* WRITTEN PROBLEM: Make an exact copy of the data below, leaving out every picture.

* Stored items:
§

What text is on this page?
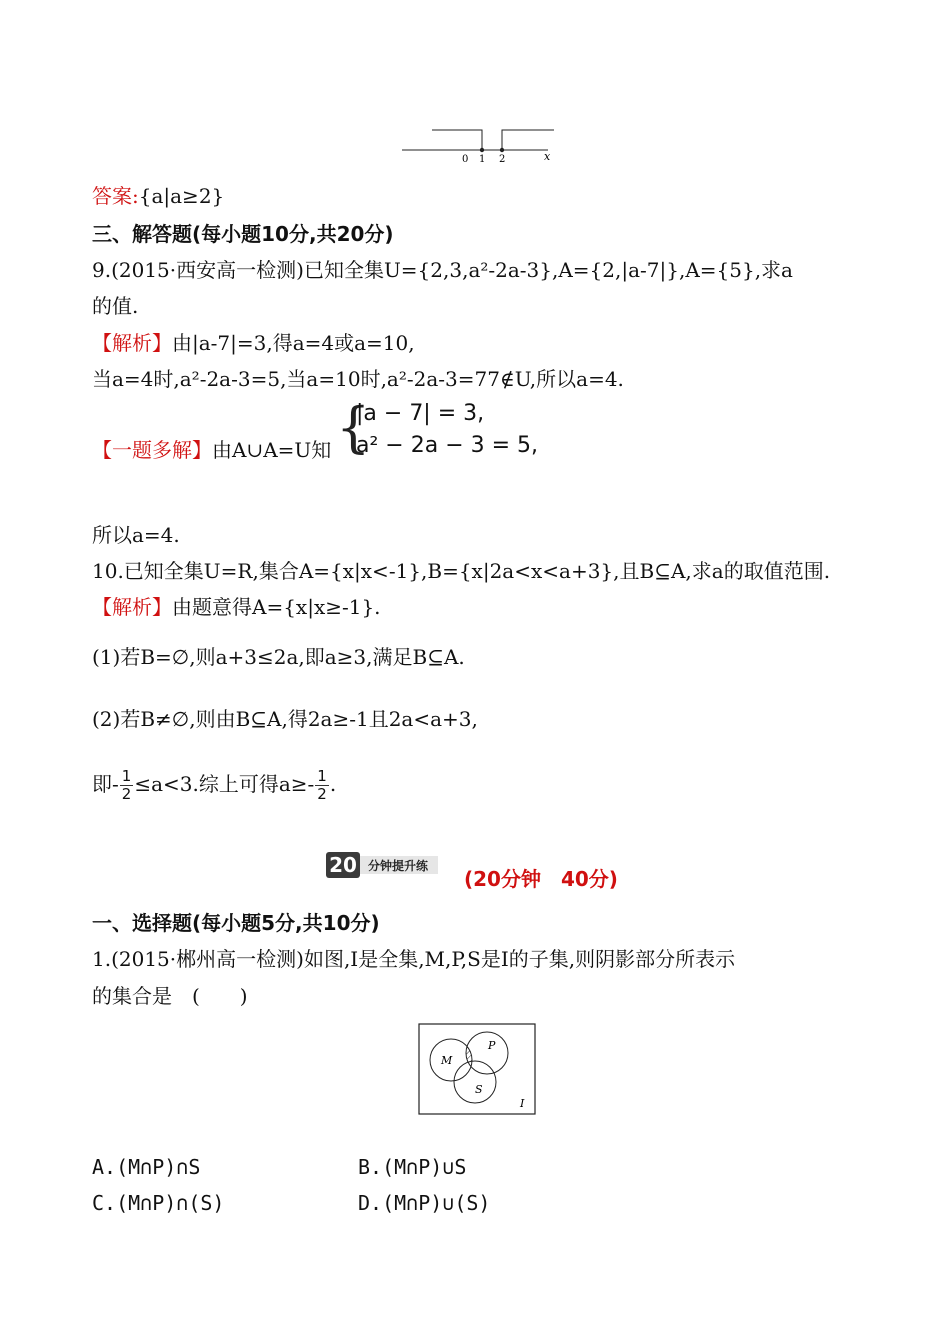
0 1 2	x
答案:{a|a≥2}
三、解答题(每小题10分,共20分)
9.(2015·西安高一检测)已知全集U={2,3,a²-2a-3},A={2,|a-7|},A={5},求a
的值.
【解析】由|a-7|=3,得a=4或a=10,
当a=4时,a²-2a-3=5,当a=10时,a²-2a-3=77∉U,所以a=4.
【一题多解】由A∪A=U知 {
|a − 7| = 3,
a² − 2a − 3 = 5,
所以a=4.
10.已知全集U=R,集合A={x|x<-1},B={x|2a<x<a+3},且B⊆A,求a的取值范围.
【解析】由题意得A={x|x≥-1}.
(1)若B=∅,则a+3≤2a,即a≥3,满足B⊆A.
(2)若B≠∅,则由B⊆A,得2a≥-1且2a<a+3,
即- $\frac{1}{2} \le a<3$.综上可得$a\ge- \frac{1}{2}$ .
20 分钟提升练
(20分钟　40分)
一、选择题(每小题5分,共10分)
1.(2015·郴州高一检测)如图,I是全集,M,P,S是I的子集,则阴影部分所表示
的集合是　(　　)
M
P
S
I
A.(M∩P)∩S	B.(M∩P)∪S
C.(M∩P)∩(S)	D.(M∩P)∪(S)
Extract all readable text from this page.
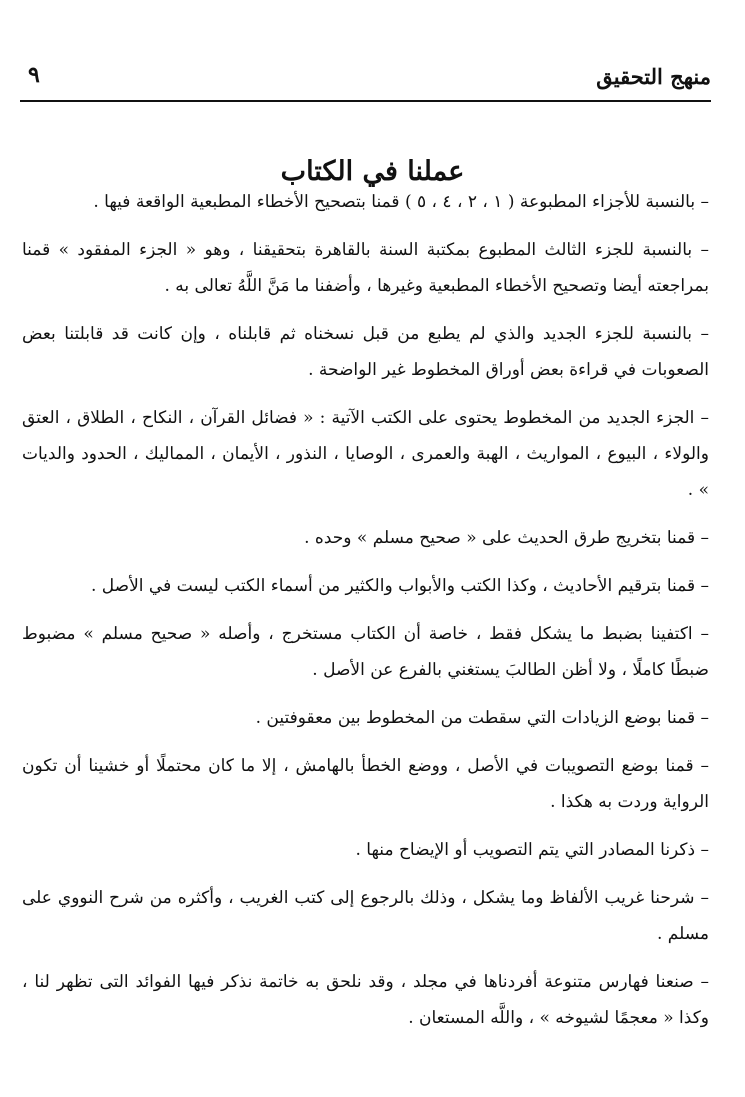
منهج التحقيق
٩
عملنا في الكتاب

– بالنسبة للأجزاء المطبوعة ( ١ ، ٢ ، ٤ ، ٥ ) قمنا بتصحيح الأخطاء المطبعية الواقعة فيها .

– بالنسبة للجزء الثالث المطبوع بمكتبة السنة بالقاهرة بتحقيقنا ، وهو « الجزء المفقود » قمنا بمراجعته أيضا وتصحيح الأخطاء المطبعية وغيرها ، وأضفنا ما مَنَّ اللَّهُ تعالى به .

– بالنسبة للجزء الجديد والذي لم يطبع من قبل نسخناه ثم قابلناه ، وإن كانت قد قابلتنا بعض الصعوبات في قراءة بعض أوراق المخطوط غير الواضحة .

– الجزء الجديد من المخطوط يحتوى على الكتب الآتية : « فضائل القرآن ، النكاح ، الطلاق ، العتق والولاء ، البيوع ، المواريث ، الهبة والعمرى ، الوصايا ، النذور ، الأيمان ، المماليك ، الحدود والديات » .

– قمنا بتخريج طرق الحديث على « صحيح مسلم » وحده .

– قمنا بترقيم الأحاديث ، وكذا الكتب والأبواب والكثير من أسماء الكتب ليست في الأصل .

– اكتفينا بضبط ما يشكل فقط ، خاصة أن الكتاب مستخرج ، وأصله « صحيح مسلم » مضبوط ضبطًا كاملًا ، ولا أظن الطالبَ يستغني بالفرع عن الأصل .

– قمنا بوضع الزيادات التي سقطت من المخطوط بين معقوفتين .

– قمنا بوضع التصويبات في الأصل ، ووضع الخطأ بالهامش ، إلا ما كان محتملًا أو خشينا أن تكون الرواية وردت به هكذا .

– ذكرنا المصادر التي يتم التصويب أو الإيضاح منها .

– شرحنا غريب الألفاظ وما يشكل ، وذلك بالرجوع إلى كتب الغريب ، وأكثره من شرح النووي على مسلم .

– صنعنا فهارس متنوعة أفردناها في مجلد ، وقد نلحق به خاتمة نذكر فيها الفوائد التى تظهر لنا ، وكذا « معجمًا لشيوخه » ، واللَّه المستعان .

§

* ANSWER TO THE TASK:
What text is on this page?
0 1 2	x
答案:{a|a≥2}
三、解答题(每小题10分,共20分)
9.(2015·西安高一检测)已知全集U={2,3,a²-2a-3},A={2,|a-7|},A={5},求a
的值.
【解析】由|a-7|=3,得a=4或a=10,
当a=4时,a²-2a-3=5,当a=10时,a²-2a-3=77∉U,所以a=4.
【一题多解】由A∪A=U知 {
|a − 7| = 3,
a² − 2a − 3 = 5,
所以a=4.
10.已知全集U=R,集合A={x|x<-1},B={x|2a<x<a+3},且B⊆A,求a的取值范围.
【解析】由题意得A={x|x≥-1}.
(1)若B=∅,则a+3≤2a,即a≥3,满足B⊆A.
(2)若B≠∅,则由B⊆A,得2a≥-1且2a<a+3,
即- $\frac{1}{2} \le a<3$.综上可得$a\ge- \frac{1}{2}$ .
20 分钟提升练
(20分钟　40分)
一、选择题(每小题5分,共10分)
1.(2015·郴州高一检测)如图,I是全集,M,P,S是I的子集,则阴影部分所表示
的集合是　(　　)
M
P
S
I
A.(M∩P)∩S	B.(M∩P)∪S
C.(M∩P)∩(S)	D.(M∩P)∪(S)
Extract all readable text from this page.
منهج التحقيق
٩
عملنا في الكتاب

– بالنسبة للأجزاء المطبوعة ( ١ ، ٢ ، ٤ ، ٥ ) قمنا بتصحيح الأخطاء المطبعية الواقعة فيها .

– بالنسبة للجزء الثالث المطبوع بمكتبة السنة بالقاهرة بتحقيقنا ، وهو « الجزء المفقود » قمنا بمراجعته أيضا وتصحيح الأخطاء المطبعية وغيرها ، وأضفنا ما مَنَّ اللَّهُ تعالى به .

– بالنسبة للجزء الجديد والذي لم يطبع من قبل نسخناه ثم قابلناه ، وإن كانت قد قابلتنا بعض الصعوبات في قراءة بعض أوراق المخطوط غير الواضحة .

– الجزء الجديد من المخطوط يحتوى على الكتب الآتية : « فضائل القرآن ، النكاح ، الطلاق ، العتق والولاء ، البيوع ، المواريث ، الهبة والعمرى ، الوصايا ، النذور ، الأيمان ، المماليك ، الحدود والديات » .

– قمنا بتخريج طرق الحديث على « صحيح مسلم » وحده .

– قمنا بترقيم الأحاديث ، وكذا الكتب والأبواب والكثير من أسماء الكتب ليست في الأصل .

– اكتفينا بضبط ما يشكل فقط ، خاصة أن الكتاب مستخرج ، وأصله « صحيح مسلم » مضبوط ضبطًا كاملًا ، ولا أظن الطالبَ يستغني بالفرع عن الأصل .

– قمنا بوضع الزيادات التي سقطت من المخطوط بين معقوفتين .

– قمنا بوضع التصويبات في الأصل ، ووضع الخطأ بالهامش ، إلا ما كان محتملًا أو خشينا أن تكون الرواية وردت به هكذا .

– ذكرنا المصادر التي يتم التصويب أو الإيضاح منها .

– شرحنا غريب الألفاظ وما يشكل ، وذلك بالرجوع إلى كتب الغريب ، وأكثره من شرح النووي على مسلم .

– صنعنا فهارس متنوعة أفردناها في مجلد ، وقد نلحق به خاتمة نذكر فيها الفوائد التى تظهر لنا ، وكذا « معجمًا لشيوخه » ، واللَّه المستعان .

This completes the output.